## Set problem
Transcribe the lines below verbatim, skipping the images.

## Material provided
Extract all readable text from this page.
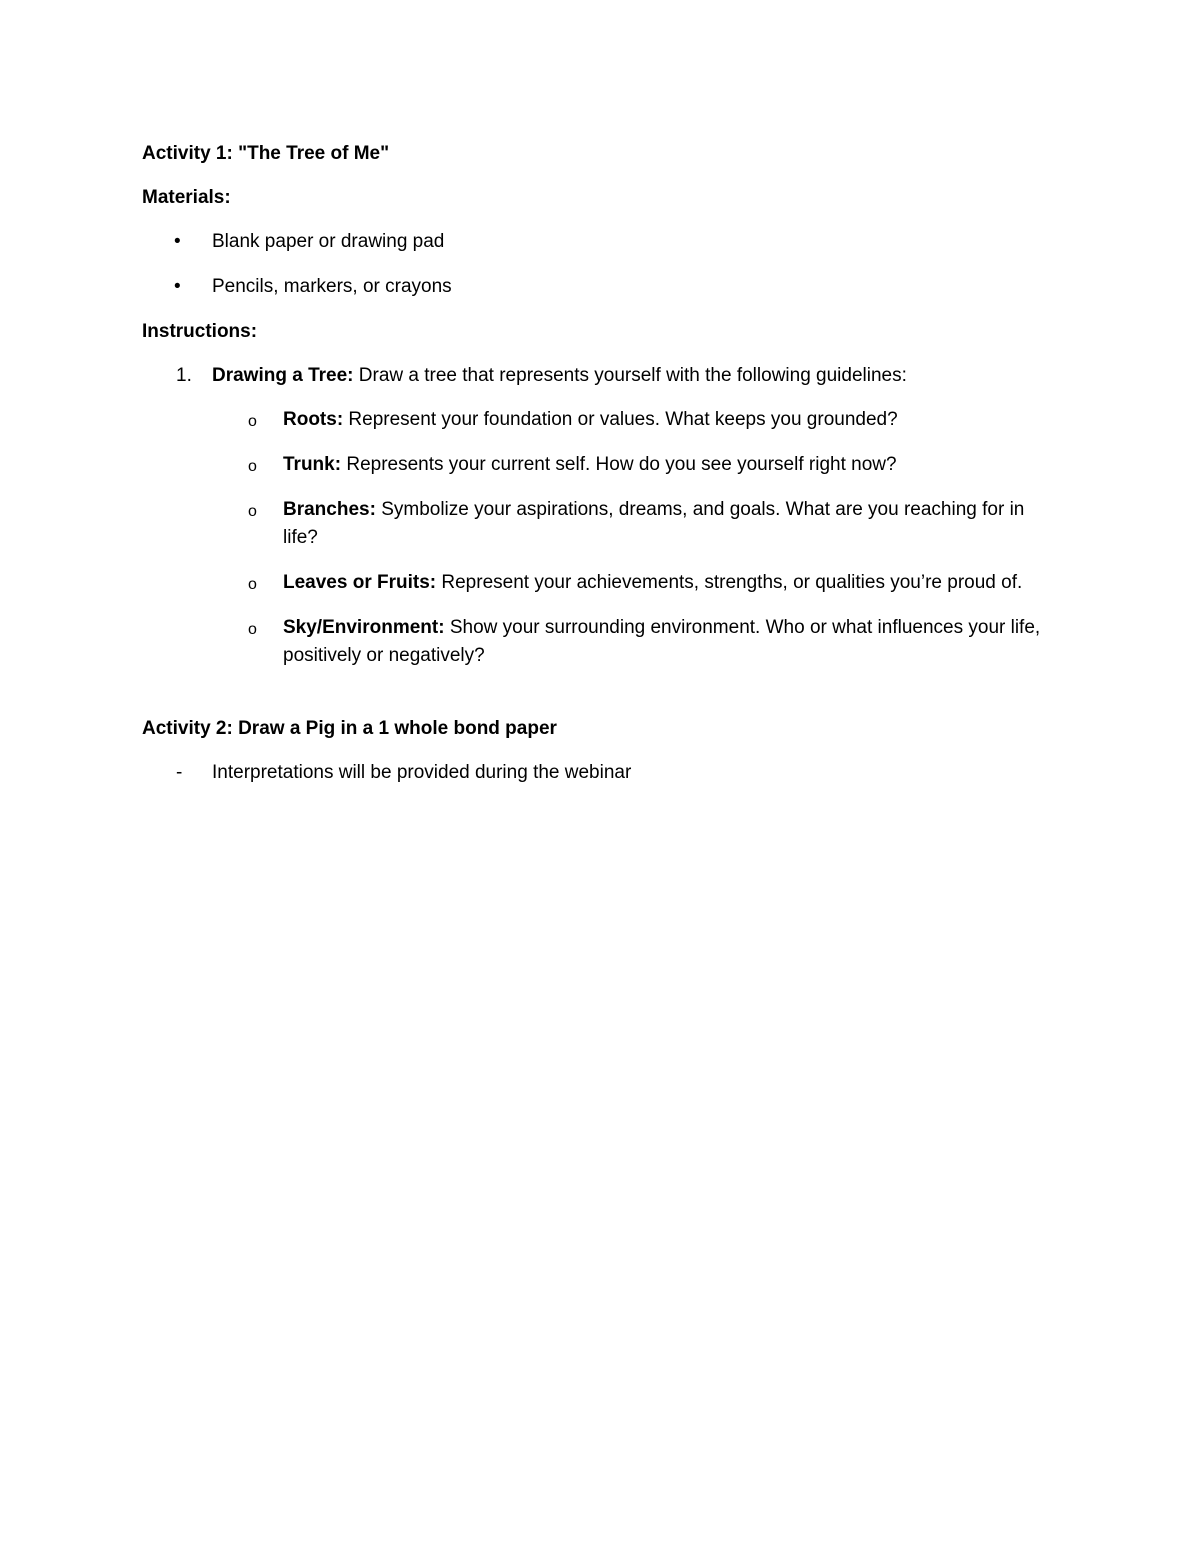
Activity 1: "The Tree of Me"
Materials:
• Blank paper or drawing pad
• Pencils, markers, or crayons
Instructions:
1. Drawing a Tree: Draw a tree that represents yourself with the following guidelines:
o Roots: Represent your foundation or values. What keeps you grounded?
o Trunk: Represents your current self. How do you see yourself right now?
o Branches: Symbolize your aspirations, dreams, and goals. What are you reaching for in life?
o Leaves or Fruits: Represent your achievements, strengths, or qualities you’re proud of.
o Sky/Environment: Show your surrounding environment. Who or what influences your life, positively or negatively?
Activity 2: Draw a Pig in a 1 whole bond paper
- Interpretations will be provided during the webinar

## Result below
Extract all readable text from this page.
Activity 1: "The Tree of Me"
Materials:
• Blank paper or drawing pad
• Pencils, markers, or crayons
Instructions:
1. Drawing a Tree: Draw a tree that represents yourself with the following guidelines:
o Roots: Represent your foundation or values. What keeps you grounded?
o Trunk: Represents your current self. How do you see yourself right now?
o Branches: Symbolize your aspirations, dreams, and goals. What are you reaching for in life?
o Leaves or Fruits: Represent your achievements, strengths, or qualities you’re proud of.
o Sky/Environment: Show your surrounding environment. Who or what influences your life, positively or negatively?
Activity 2: Draw a Pig in a 1 whole bond paper
- Interpretations will be provided during the webinar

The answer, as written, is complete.